** Page excerpt **

**********

Turkey intends to hold elections on May 14 despite quake

Feb 28, 2023, 2:03 PM | Updated: Mar 1, 2023, 4:11 am
FILE - People warm themselves next to a collapsed building in Malatya, Turkey, on Feb. 7, 2023. A m...

FILE - People warm themselves next to a collapsed building in Malatya, Turkey, on Feb. 7, 2023. A magnitude 5.6 earthquake shook southern Turkey on Monday Feb. 27, 2023 three weeks after a catastrophic temblor devastated the region, causing some already damaged buildings to collapse and killing at least one person, the country's disaster management agency, AFAD, said. (AP Photo/Emrah Gurel, File)

(AP Photo/Emrah Gurel, File)

ANKARA, Turkey (AP) — Turkish President Recep Tayyip Erdogan indicated on Wednesday that his government still intends to hold elections a month earlier than scheduled despite an earthquake last month that devastated parts of southern Turkey.

In an address to legislators of his ruling party, Erdogan chided critics of the government’s handling of the earthquake’s aftermath and said the people would give their response to those critics on May 14 — the election date his ruling party had tentatively set for before the deadly tremor hit.

The Feb. 6 earthquake and strong aftershocks that struck Turkey and Syria have killed around 50,000 people — the vast majority in Turkey.

Close to 204,000 buildings either collapsed or were severely damaged in Turkey, leaving hundreds of thousands of people homeless.

Officials say 14 million people were affected by the quake and millions of people have either left or had been evacuated from the quake-stricken region.

**********

** Problem **
Continue the news report on Turkey's election plans after the earthquake, starting after its last sentence.

**********

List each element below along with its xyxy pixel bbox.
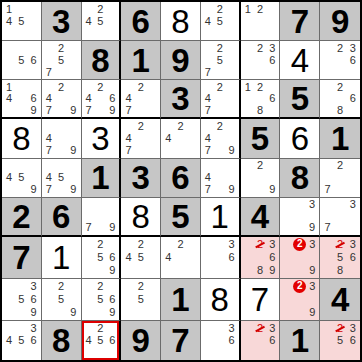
empty-slot (43, 293, 55, 306)
given-digit: 3 (171, 82, 189, 115)
empty-slot (174, 251, 186, 264)
cell-r9c5[interactable]: 7 (161, 321, 201, 360)
cell-r8c8[interactable]: 239 (280, 279, 320, 321)
given-digit: 5 (171, 200, 189, 233)
candidate-6: 6 (31, 294, 37, 305)
empty-slot (187, 132, 199, 144)
pencil-marks: 2569 (82, 237, 120, 278)
cell-r4c7[interactable]: 5 (241, 119, 281, 158)
pencil-marks: 56 (2, 41, 41, 79)
given-digit: 6 (132, 5, 150, 38)
cell-r5c7[interactable]: 29 (241, 159, 281, 198)
solved-digit: 8 (171, 5, 189, 38)
candidate-9: 9 (109, 307, 115, 318)
pencil-marks: 239 (280, 237, 319, 278)
pencil-marks: 236 (320, 41, 360, 79)
candidate-7: 7 (205, 67, 211, 78)
given-digit: 1 (291, 324, 309, 357)
cell-r1c9[interactable]: 9 (320, 2, 360, 41)
empty-slot (281, 293, 293, 306)
candidate-2: 2 (97, 4, 103, 15)
empty-slot (67, 120, 79, 132)
empty-slot (242, 172, 254, 184)
candidate-3: 3 (309, 239, 315, 250)
empty-slot (28, 3, 40, 15)
given-digit: 3 (132, 161, 150, 194)
empty-slot (147, 93, 159, 105)
cell-r5c3[interactable]: 1 (82, 159, 122, 198)
candidate-4: 4 (165, 252, 171, 263)
pencil-marks: 79 (82, 198, 120, 235)
sudoku-board: 1453245682451279562578192572364236146924… (0, 0, 362, 362)
candidate-3: 3 (350, 239, 356, 250)
candidate-6: 6 (31, 93, 37, 104)
candidate-2: 2 (217, 43, 223, 54)
cell-r2c1[interactable]: 56 (2, 41, 42, 80)
empty-slot (346, 222, 359, 234)
empty-slot (106, 210, 118, 222)
candidate-6: 6 (31, 335, 37, 346)
empty-slot (202, 120, 214, 132)
empty-slot (83, 3, 95, 15)
candidate-2: 2 (97, 82, 103, 93)
empty-slot (122, 238, 134, 251)
cell-r1c4[interactable]: 6 (121, 2, 161, 41)
cell-r1c8[interactable]: 7 (280, 2, 320, 41)
empty-slot (147, 238, 159, 251)
cell-r3c4[interactable]: 247 (121, 80, 161, 119)
empty-slot (106, 238, 118, 251)
empty-slot (281, 210, 293, 222)
pencil-marks: 247 (121, 119, 160, 157)
empty-slot (83, 347, 95, 359)
empty-slot (55, 120, 67, 132)
empty-slot (187, 238, 199, 251)
cell-r3c7[interactable]: 1268 (241, 80, 281, 119)
empty-slot (242, 251, 254, 264)
empty-slot (55, 184, 67, 196)
cell-r8c7[interactable]: 7 (241, 279, 281, 321)
candidate-5: 5 (337, 252, 343, 263)
given-digit: 7 (291, 5, 309, 38)
candidate-9: 9 (309, 307, 315, 318)
empty-slot (226, 3, 238, 15)
empty-slot (83, 280, 95, 293)
cell-r2c8[interactable]: 4 (280, 41, 320, 80)
candidate-4: 4 (205, 133, 211, 144)
cell-r9c6[interactable]: 36 (201, 321, 241, 360)
empty-slot (202, 264, 214, 277)
cell-r8c5[interactable]: 1 (161, 279, 201, 321)
empty-slot (67, 81, 79, 93)
candidate-2: 2 (257, 82, 263, 93)
cell-r5c6[interactable]: 479 (201, 159, 241, 198)
cell-r5c9[interactable]: 27 (320, 159, 360, 198)
cell-r3c5[interactable]: 3 (161, 80, 201, 119)
empty-slot (346, 264, 359, 277)
empty-slot (321, 93, 334, 105)
empty-slot (242, 93, 254, 105)
empty-slot (174, 132, 186, 144)
empty-slot (3, 66, 15, 78)
empty-slot (15, 160, 27, 172)
empty-slot (135, 264, 147, 277)
empty-slot (94, 93, 106, 105)
cell-r6c2[interactable]: 6 (42, 198, 82, 237)
empty-slot (242, 238, 254, 251)
cell-r6c3[interactable]: 79 (82, 198, 122, 237)
empty-slot (67, 132, 79, 144)
empty-slot (3, 306, 15, 319)
pencil-marks: 2456 (82, 321, 120, 360)
empty-slot (202, 251, 214, 264)
empty-slot (147, 145, 159, 157)
empty-slot (43, 306, 55, 319)
pencil-marks: 25 (121, 279, 160, 320)
empty-slot (242, 27, 254, 39)
given-digit: 6 (171, 161, 189, 194)
empty-slot (293, 251, 306, 264)
empty-slot (3, 347, 15, 359)
empty-slot (202, 42, 214, 54)
pencil-marks: 257 (201, 41, 239, 79)
candidate-1: 1 (6, 82, 12, 93)
cell-r2c4[interactable]: 1 (121, 41, 161, 80)
empty-slot (321, 210, 334, 222)
cell-r7c1[interactable]: 7 (2, 237, 42, 279)
empty-slot (83, 293, 95, 306)
empty-slot (122, 280, 134, 293)
empty-slot (242, 54, 254, 66)
empty-slot (266, 3, 278, 15)
cell-r9c1[interactable]: 3456 (2, 321, 42, 360)
empty-slot (242, 15, 254, 27)
cell-r9c8[interactable]: 1 (280, 321, 320, 360)
cell-r4c1[interactable]: 8 (2, 119, 42, 158)
empty-slot (214, 172, 226, 184)
cell-r7c3[interactable]: 2569 (82, 237, 122, 279)
empty-slot (83, 264, 95, 277)
empty-slot (294, 199, 306, 211)
given-digit: 8 (291, 161, 309, 194)
empty-slot (55, 145, 67, 157)
empty-slot (15, 322, 27, 334)
empty-slot (214, 160, 226, 172)
cell-r3c1[interactable]: 1469 (2, 80, 42, 119)
cell-r4c5[interactable]: 24 (161, 119, 201, 158)
candidate-5: 5 (18, 16, 24, 27)
cell-r2c9[interactable]: 236 (320, 41, 360, 80)
given-digit: 1 (331, 122, 349, 155)
empty-slot (147, 105, 159, 117)
empty-slot (147, 306, 159, 319)
cell-r7c5[interactable]: 24 (161, 237, 201, 279)
cell-r2c6[interactable]: 257 (201, 41, 241, 80)
cell-r6c1[interactable]: 2 (2, 198, 42, 237)
pencil-marks: 268 (320, 80, 360, 117)
empty-slot (226, 54, 238, 66)
cell-r1c6[interactable]: 245 (201, 2, 241, 41)
empty-slot (106, 27, 118, 39)
candidate-2: 2 (217, 82, 223, 93)
empty-slot (254, 347, 266, 359)
empty-slot (3, 184, 15, 196)
cell-r4c9[interactable]: 1 (320, 119, 360, 158)
cell-r8c2[interactable]: 259 (42, 279, 82, 321)
candidate-8: 8 (257, 105, 263, 116)
candidate-9: 9 (269, 184, 275, 195)
solved-digit: 1 (211, 200, 229, 233)
candidate-9: 9 (70, 307, 76, 318)
pencil-marks: 236 (241, 41, 280, 79)
solved-digit: 7 (251, 283, 269, 316)
empty-slot (226, 42, 238, 54)
candidate-2-eliminated: 2 (257, 239, 263, 250)
cell-r4c2[interactable]: 479 (42, 119, 82, 158)
empty-slot (321, 199, 334, 211)
empty-slot (3, 54, 15, 66)
given-digit: 6 (52, 200, 70, 233)
pencil-marks: 29 (241, 159, 280, 197)
cell-r9c4[interactable]: 9 (121, 321, 161, 360)
candidate-6: 6 (109, 93, 115, 104)
empty-slot (346, 347, 359, 359)
cell-r7c6[interactable]: 36 (201, 237, 241, 279)
candidate-2: 2 (97, 281, 103, 292)
empty-slot (106, 347, 118, 359)
empty-slot (321, 251, 334, 264)
cell-r9c9[interactable]: 2356 (320, 321, 360, 360)
candidate-9: 9 (109, 222, 115, 233)
candidate-2: 2 (217, 121, 223, 132)
empty-slot (334, 347, 347, 359)
empty-slot (321, 42, 334, 54)
empty-slot (94, 222, 106, 234)
candidate-3: 3 (309, 281, 315, 292)
candidate-7: 7 (125, 105, 131, 116)
cell-r9c3[interactable]: 2456 (82, 321, 122, 360)
given-digit: 2 (12, 200, 30, 233)
empty-slot (187, 120, 199, 132)
empty-slot (226, 172, 238, 184)
empty-slot (294, 210, 306, 222)
empty-slot (83, 306, 95, 319)
candidate-3: 3 (350, 199, 356, 210)
candidate-9: 9 (229, 184, 235, 195)
cell-r7c2[interactable]: 1 (42, 237, 82, 279)
cell-r5c4[interactable]: 3 (121, 159, 161, 198)
empty-slot (94, 347, 106, 359)
empty-slot (346, 160, 359, 172)
empty-slot (214, 145, 226, 157)
cell-r6c5[interactable]: 5 (161, 198, 201, 237)
empty-slot (43, 42, 55, 54)
empty-slot (28, 347, 40, 359)
candidate-5: 5 (18, 335, 24, 346)
empty-slot (55, 105, 67, 117)
empty-slot (242, 105, 254, 117)
cell-r9c7[interactable]: 236 (241, 321, 281, 360)
empty-slot (15, 66, 27, 78)
empty-slot (334, 210, 347, 222)
candidate-6: 6 (109, 294, 115, 305)
candidate-3: 3 (269, 239, 275, 250)
cell-r8c3[interactable]: 2569 (82, 279, 122, 321)
empty-slot (28, 15, 40, 27)
cell-r8c6[interactable]: 8 (201, 279, 241, 321)
cell-r4c3[interactable]: 3 (82, 119, 122, 158)
candidate-4: 4 (46, 172, 52, 183)
empty-slot (43, 120, 55, 132)
empty-slot (94, 27, 106, 39)
candidate-8: 8 (337, 105, 343, 116)
cell-r2c7[interactable]: 236 (241, 41, 281, 80)
candidate-5: 5 (337, 335, 343, 346)
cell-r7c9[interactable]: 23568 (320, 237, 360, 279)
cell-r6c8[interactable]: 39 (280, 198, 320, 237)
empty-slot (67, 280, 79, 293)
cell-r1c1[interactable]: 145 (2, 2, 42, 41)
cell-r3c9[interactable]: 268 (320, 80, 360, 119)
cell-r9c2[interactable]: 8 (42, 321, 82, 360)
cell-r2c5[interactable]: 9 (161, 41, 201, 80)
empty-slot (321, 264, 334, 277)
empty-slot (306, 251, 318, 264)
cell-r5c8[interactable]: 8 (280, 159, 320, 198)
candidate-9: 9 (31, 105, 37, 116)
cell-r6c9[interactable]: 37 (320, 198, 360, 237)
candidate-4: 4 (125, 252, 131, 263)
cell-r1c5[interactable]: 8 (161, 2, 201, 41)
candidate-4: 4 (46, 93, 52, 104)
empty-slot (281, 280, 293, 293)
cell-r4c6[interactable]: 2479 (201, 119, 241, 158)
solved-digit: 8 (12, 122, 30, 155)
empty-slot (242, 334, 254, 346)
empty-slot (226, 120, 238, 132)
empty-slot (135, 105, 147, 117)
candidate-9: 9 (31, 184, 37, 195)
given-digit: 1 (132, 44, 150, 77)
empty-slot (306, 210, 318, 222)
candidate-7: 7 (46, 105, 52, 116)
candidate-3: 3 (229, 239, 235, 250)
candidate-7: 7 (46, 145, 52, 156)
empty-slot (174, 264, 186, 277)
empty-slot (187, 145, 199, 157)
empty-slot (3, 27, 15, 39)
cell-r1c7[interactable]: 12 (241, 2, 281, 41)
pencil-marks: 24679 (82, 80, 120, 117)
cell-r3c6[interactable]: 247 (201, 80, 241, 119)
empty-slot (254, 334, 266, 346)
empty-slot (346, 172, 359, 184)
given-digit: 8 (52, 324, 70, 357)
candidate-6: 6 (269, 93, 275, 104)
candidate-6: 6 (229, 252, 235, 263)
empty-slot (43, 54, 55, 66)
candidate-9: 9 (269, 265, 275, 276)
candidate-5: 5 (217, 55, 223, 66)
empty-slot (346, 81, 359, 93)
empty-slot (147, 264, 159, 277)
cell-r6c6[interactable]: 1 (201, 198, 241, 237)
empty-slot (28, 81, 40, 93)
cell-r1c2[interactable]: 3 (42, 2, 82, 41)
empty-slot (83, 251, 95, 264)
empty-slot (226, 347, 238, 359)
cell-r1c3[interactable]: 245 (82, 2, 122, 41)
cell-r3c8[interactable]: 5 (280, 80, 320, 119)
candidate-6: 6 (269, 252, 275, 263)
candidate-6: 6 (31, 55, 37, 66)
candidate-5: 5 (18, 294, 24, 305)
cell-r5c2[interactable]: 4579 (42, 159, 82, 198)
cell-r6c4[interactable]: 8 (121, 198, 161, 237)
candidate-7: 7 (205, 105, 211, 116)
cell-r8c1[interactable]: 3569 (2, 279, 42, 321)
empty-slot (214, 334, 226, 346)
empty-slot (281, 251, 293, 264)
candidate-3: 3 (229, 323, 235, 334)
empty-slot (306, 293, 318, 306)
cell-r6c7[interactable]: 4 (241, 198, 281, 237)
empty-slot (321, 238, 334, 251)
candidate-2: 2 (257, 43, 263, 54)
cell-r2c3[interactable]: 8 (82, 41, 122, 80)
empty-slot (135, 93, 147, 105)
candidate-6: 6 (350, 55, 356, 66)
empty-slot (321, 347, 334, 359)
empty-slot (94, 210, 106, 222)
cell-r2c2[interactable]: 257 (42, 41, 82, 80)
empty-slot (147, 132, 159, 144)
cell-r4c8[interactable]: 6 (280, 119, 320, 158)
cell-r7c8[interactable]: 239 (280, 237, 320, 279)
empty-slot (321, 66, 334, 78)
cell-r8c4[interactable]: 25 (121, 279, 161, 321)
pencil-marks: 479 (201, 159, 239, 197)
pencil-marks: 257 (42, 41, 81, 79)
empty-slot (135, 145, 147, 157)
cell-r5c5[interactable]: 6 (161, 159, 201, 198)
pencil-marks: 2356 (320, 321, 360, 360)
empty-slot (3, 322, 15, 334)
empty-slot (135, 132, 147, 144)
empty-slot (202, 27, 214, 39)
empty-slot (202, 238, 214, 251)
cell-r7c7[interactable]: 23689 (241, 237, 281, 279)
empty-slot (106, 3, 118, 15)
cell-r3c3[interactable]: 24679 (82, 80, 122, 119)
empty-slot (94, 306, 106, 319)
empty-slot (266, 27, 278, 39)
cell-r3c2[interactable]: 2479 (42, 80, 82, 119)
empty-slot (266, 66, 278, 78)
cell-r7c4[interactable]: 245 (121, 237, 161, 279)
cell-r8c9[interactable]: 4 (320, 279, 360, 321)
cell-r4c4[interactable]: 247 (121, 119, 161, 158)
empty-slot (293, 306, 306, 319)
empty-slot (334, 93, 347, 105)
empty-slot (321, 160, 334, 172)
pencil-marks: 23689 (241, 237, 280, 278)
empty-slot (321, 54, 334, 66)
empty-slot (15, 347, 27, 359)
empty-slot (15, 27, 27, 39)
given-digit: 1 (91, 161, 109, 194)
cell-r5c1[interactable]: 459 (2, 159, 42, 198)
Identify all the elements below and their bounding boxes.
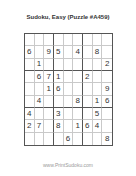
cell-r9c8	[93, 133, 103, 145]
cell-r7c6	[73, 108, 83, 120]
cell-r1c6	[73, 34, 83, 46]
cell-r5c1	[25, 83, 35, 95]
cell-r3c9: 2	[102, 59, 112, 71]
cell-r9c2	[35, 133, 45, 145]
cell-r1c4	[54, 34, 64, 46]
cell-r6c2: 4	[35, 96, 45, 108]
puzzle-title: Sudoku, Easy (Puzzle #A459)	[0, 13, 136, 21]
cell-r5c7	[83, 83, 93, 95]
cell-r2c2	[35, 46, 45, 58]
cell-r6c9: 6	[102, 96, 112, 108]
cell-r4c2: 6	[35, 71, 45, 83]
cell-r4c9	[102, 71, 112, 83]
cell-r1c5	[64, 34, 74, 46]
cell-r9c7	[83, 133, 93, 145]
cell-r8c7: 6	[83, 120, 93, 132]
cell-r9c5: 6	[64, 133, 74, 145]
cell-r5c4: 6	[54, 83, 64, 95]
cell-r9c4	[54, 133, 64, 145]
cell-r9c9: 8	[102, 133, 112, 145]
cell-r7c7	[83, 108, 93, 120]
cell-r8c4: 8	[54, 120, 64, 132]
cell-r7c8: 5	[93, 108, 103, 120]
cell-r3c7	[83, 59, 93, 71]
cell-r1c8	[93, 34, 103, 46]
cell-r5c5	[64, 83, 74, 95]
cell-r2c5	[64, 46, 74, 58]
cell-r8c3	[44, 120, 54, 132]
cell-r7c4: 3	[54, 108, 64, 120]
cell-r4c5	[64, 71, 74, 83]
cell-r7c5	[64, 108, 74, 120]
cell-r3c6	[73, 59, 83, 71]
cell-r2c6: 4	[73, 46, 83, 58]
cell-r6c4	[54, 96, 64, 108]
cell-r3c4	[54, 59, 64, 71]
cell-r5c9: 9	[102, 83, 112, 95]
cell-r6c7	[83, 96, 93, 108]
cell-r8c6: 1	[73, 120, 83, 132]
cell-r3c8	[93, 59, 103, 71]
cell-r6c1	[25, 96, 35, 108]
cell-r3c5	[64, 59, 74, 71]
cell-r4c8	[93, 71, 103, 83]
cell-r5c2	[35, 83, 45, 95]
cell-r6c3	[44, 96, 54, 108]
cell-r8c8: 4	[93, 120, 103, 132]
cell-r2c7	[83, 46, 93, 58]
cell-r4c6	[73, 71, 83, 83]
cell-r1c7	[83, 34, 93, 46]
cell-r7c1: 4	[25, 108, 35, 120]
footer-url: www.PrintSudoku.com	[0, 162, 136, 168]
cell-r5c6	[73, 83, 83, 95]
cell-r1c9	[102, 34, 112, 46]
cell-r1c1	[25, 34, 35, 46]
sudoku-grid: 69548126712169481643527816468	[24, 33, 113, 146]
cell-r6c6: 8	[73, 96, 83, 108]
cell-r9c6	[73, 133, 83, 145]
cell-r2c3: 9	[44, 46, 54, 58]
cell-r8c1: 2	[25, 120, 35, 132]
cell-r9c3	[44, 133, 54, 145]
cell-r2c9	[102, 46, 112, 58]
cell-r1c2	[35, 34, 45, 46]
cell-r8c9	[102, 120, 112, 132]
cell-r7c3	[44, 108, 54, 120]
cell-r3c2: 1	[35, 59, 45, 71]
cell-r6c8: 1	[93, 96, 103, 108]
cell-r8c5	[64, 120, 74, 132]
sudoku-page: Sudoku, Easy (Puzzle #A459) 695481267121…	[0, 0, 136, 176]
cell-r2c1: 6	[25, 46, 35, 58]
cell-r3c3	[44, 59, 54, 71]
cell-r9c1	[25, 133, 35, 145]
cell-r4c3: 7	[44, 71, 54, 83]
cell-r7c9	[102, 108, 112, 120]
cell-r2c4: 5	[54, 46, 64, 58]
cell-r3c1	[25, 59, 35, 71]
cell-r5c8	[93, 83, 103, 95]
cell-r4c1	[25, 71, 35, 83]
cell-r7c2	[35, 108, 45, 120]
cell-r8c2: 7	[35, 120, 45, 132]
cell-r5c3: 1	[44, 83, 54, 95]
cell-r4c4: 1	[54, 71, 64, 83]
cell-r1c3	[44, 34, 54, 46]
cell-r4c7: 2	[83, 71, 93, 83]
cell-r6c5	[64, 96, 74, 108]
cell-r2c8: 8	[93, 46, 103, 58]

**********

** Task response **
Erdogan didn’t provide information on how the elections could be organized in the quake zone or say whether displaced survivors would be able to cast ballots in their new locations.

The Turkish leader, who has been in power since 2003, is seeking a third term in office as president.

The presidential and general elections, which need to be held no later than June 18, come at a tough time for Erdogan who has seen a decline in his ratings because of skyrocketing inflation.

Erdogan has conceded shortcomings in the initial stages of the response but has blamed them on adverse weather conditions as well as the destruction the earthquake caused to roads and infrastructure.

On Wednesday, he reiterated a promise to rebuild more than 400,000 homes within the year.

“We will remove the debris, we will heal the wounds. We will improve on what was destroyed and present a better life for our people,” he said.

Erdogan also said a so-called National Risk Shield meeting would convene on Friday to review the country’s building stock that don’t comply with construction codes.

Experts point to lax enforcement of building codes as a major reason why the quake caused so much destruction.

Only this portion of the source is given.